Records for the task:
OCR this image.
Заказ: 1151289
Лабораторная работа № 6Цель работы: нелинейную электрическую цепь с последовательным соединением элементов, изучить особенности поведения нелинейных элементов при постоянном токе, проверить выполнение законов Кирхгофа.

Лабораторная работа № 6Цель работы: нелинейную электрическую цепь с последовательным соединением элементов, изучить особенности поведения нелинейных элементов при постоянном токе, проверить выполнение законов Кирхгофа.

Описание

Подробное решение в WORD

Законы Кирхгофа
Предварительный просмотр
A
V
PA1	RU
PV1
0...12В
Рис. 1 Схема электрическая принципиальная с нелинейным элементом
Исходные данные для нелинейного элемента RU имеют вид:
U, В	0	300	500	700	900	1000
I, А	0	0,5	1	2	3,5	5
--
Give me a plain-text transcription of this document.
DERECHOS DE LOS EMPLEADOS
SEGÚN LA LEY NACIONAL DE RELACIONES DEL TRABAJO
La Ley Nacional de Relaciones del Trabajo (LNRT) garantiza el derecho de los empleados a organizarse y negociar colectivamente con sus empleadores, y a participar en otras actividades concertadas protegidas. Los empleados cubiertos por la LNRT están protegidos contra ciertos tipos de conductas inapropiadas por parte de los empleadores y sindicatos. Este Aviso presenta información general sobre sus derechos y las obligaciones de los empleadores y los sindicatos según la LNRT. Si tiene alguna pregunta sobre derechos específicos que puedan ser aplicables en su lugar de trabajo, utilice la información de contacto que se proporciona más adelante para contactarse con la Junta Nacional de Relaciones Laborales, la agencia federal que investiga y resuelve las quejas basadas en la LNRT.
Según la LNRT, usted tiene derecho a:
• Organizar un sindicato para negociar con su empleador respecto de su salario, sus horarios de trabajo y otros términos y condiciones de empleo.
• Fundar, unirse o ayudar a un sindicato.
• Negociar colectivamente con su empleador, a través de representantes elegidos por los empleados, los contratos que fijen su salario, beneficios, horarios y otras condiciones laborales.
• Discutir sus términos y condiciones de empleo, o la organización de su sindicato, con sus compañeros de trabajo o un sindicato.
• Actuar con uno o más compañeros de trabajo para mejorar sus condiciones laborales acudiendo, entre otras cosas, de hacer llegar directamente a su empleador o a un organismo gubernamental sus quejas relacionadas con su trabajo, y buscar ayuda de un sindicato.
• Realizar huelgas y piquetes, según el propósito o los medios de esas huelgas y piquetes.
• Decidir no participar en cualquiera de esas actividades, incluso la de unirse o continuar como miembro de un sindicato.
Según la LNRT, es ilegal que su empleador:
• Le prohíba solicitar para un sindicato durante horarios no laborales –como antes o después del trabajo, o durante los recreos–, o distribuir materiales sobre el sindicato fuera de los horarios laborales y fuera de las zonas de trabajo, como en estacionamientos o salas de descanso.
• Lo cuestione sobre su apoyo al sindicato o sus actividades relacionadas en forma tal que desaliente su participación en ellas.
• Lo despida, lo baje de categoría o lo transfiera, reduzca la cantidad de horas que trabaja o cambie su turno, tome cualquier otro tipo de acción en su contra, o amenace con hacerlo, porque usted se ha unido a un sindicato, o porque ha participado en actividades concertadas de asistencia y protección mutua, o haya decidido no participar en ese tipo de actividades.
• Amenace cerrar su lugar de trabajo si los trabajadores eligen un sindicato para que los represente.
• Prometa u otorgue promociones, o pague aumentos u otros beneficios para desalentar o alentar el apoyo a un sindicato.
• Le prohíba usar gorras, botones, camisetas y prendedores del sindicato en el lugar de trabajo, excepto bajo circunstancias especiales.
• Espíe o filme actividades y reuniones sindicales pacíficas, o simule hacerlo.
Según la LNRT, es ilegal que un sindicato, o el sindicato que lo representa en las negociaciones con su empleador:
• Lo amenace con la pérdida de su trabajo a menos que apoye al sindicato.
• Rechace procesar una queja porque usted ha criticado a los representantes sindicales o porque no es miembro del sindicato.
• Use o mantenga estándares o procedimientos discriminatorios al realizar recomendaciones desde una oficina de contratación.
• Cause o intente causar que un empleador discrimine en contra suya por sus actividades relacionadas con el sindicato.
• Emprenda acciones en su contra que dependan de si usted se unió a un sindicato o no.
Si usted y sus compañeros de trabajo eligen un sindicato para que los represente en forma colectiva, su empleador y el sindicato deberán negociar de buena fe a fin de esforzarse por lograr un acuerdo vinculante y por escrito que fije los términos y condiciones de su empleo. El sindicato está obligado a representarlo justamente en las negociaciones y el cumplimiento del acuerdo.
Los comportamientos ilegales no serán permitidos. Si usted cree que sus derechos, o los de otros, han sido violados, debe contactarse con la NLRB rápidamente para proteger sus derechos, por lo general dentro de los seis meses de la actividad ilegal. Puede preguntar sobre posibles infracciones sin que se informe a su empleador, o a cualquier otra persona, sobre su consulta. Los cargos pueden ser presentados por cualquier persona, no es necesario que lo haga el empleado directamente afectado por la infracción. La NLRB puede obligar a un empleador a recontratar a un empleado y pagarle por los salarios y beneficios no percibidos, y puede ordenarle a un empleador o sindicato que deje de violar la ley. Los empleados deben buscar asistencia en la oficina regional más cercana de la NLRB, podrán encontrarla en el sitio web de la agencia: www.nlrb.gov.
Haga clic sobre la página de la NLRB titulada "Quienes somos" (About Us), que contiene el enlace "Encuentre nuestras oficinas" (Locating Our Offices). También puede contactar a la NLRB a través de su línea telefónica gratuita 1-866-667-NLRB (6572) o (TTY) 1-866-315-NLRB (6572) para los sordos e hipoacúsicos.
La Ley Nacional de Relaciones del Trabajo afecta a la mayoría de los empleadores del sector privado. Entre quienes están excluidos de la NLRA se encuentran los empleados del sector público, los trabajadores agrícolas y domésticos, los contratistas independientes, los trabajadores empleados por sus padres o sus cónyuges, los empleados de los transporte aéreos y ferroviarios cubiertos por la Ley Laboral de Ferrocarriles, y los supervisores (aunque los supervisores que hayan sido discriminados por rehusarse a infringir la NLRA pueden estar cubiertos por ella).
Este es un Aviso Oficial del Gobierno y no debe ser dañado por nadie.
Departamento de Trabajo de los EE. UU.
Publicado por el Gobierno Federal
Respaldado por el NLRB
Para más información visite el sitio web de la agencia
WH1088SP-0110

Task brief: Each line in the listing above that contains "agencia" should be copied.

Solution:
La Ley Nacional de Relaciones del Trabajo (LNRT) garantiza el derecho de los empleados a organizarse y negociar colectivamente con sus empleadores, y a participar en otras actividades concertadas protegidas. Los empleados cubiertos por la LNRT están protegidos contra ciertos tipos de conductas inapropiadas por parte de los empleadores y sindicatos. Este Aviso presenta información general sobre sus derechos y las obligaciones de los empleadores y los sindicatos según la LNRT. Si tiene alguna pregunta sobre derechos específicos que puedan ser aplicables en su lugar de trabajo, utilice la información de contacto que se proporciona más adelante para contactarse con la Junta Nacional de Relaciones Laborales, la agencia federal que investiga y resuelve las quejas basadas en la LNRT.
Los comportamientos ilegales no serán permitidos. Si usted cree que sus derechos, o los de otros, han sido violados, debe contactarse con la NLRB rápidamente para proteger sus derechos, por lo general dentro de los seis meses de la actividad ilegal. Puede preguntar sobre posibles infracciones sin que se informe a su empleador, o a cualquier otra persona, sobre su consulta. Los cargos pueden ser presentados por cualquier persona, no es necesario que lo haga el empleado directamente afectado por la infracción. La NLRB puede obligar a un empleador a recontratar a un empleado y pagarle por los salarios y beneficios no percibidos, y puede ordenarle a un empleador o sindicato que deje de violar la ley. Los empleados deben buscar asistencia en la oficina regional más cercana de la NLRB, podrán encontrarla en el sitio web de la agencia: www.nlrb.gov.
Para más información visite el sitio web de la agencia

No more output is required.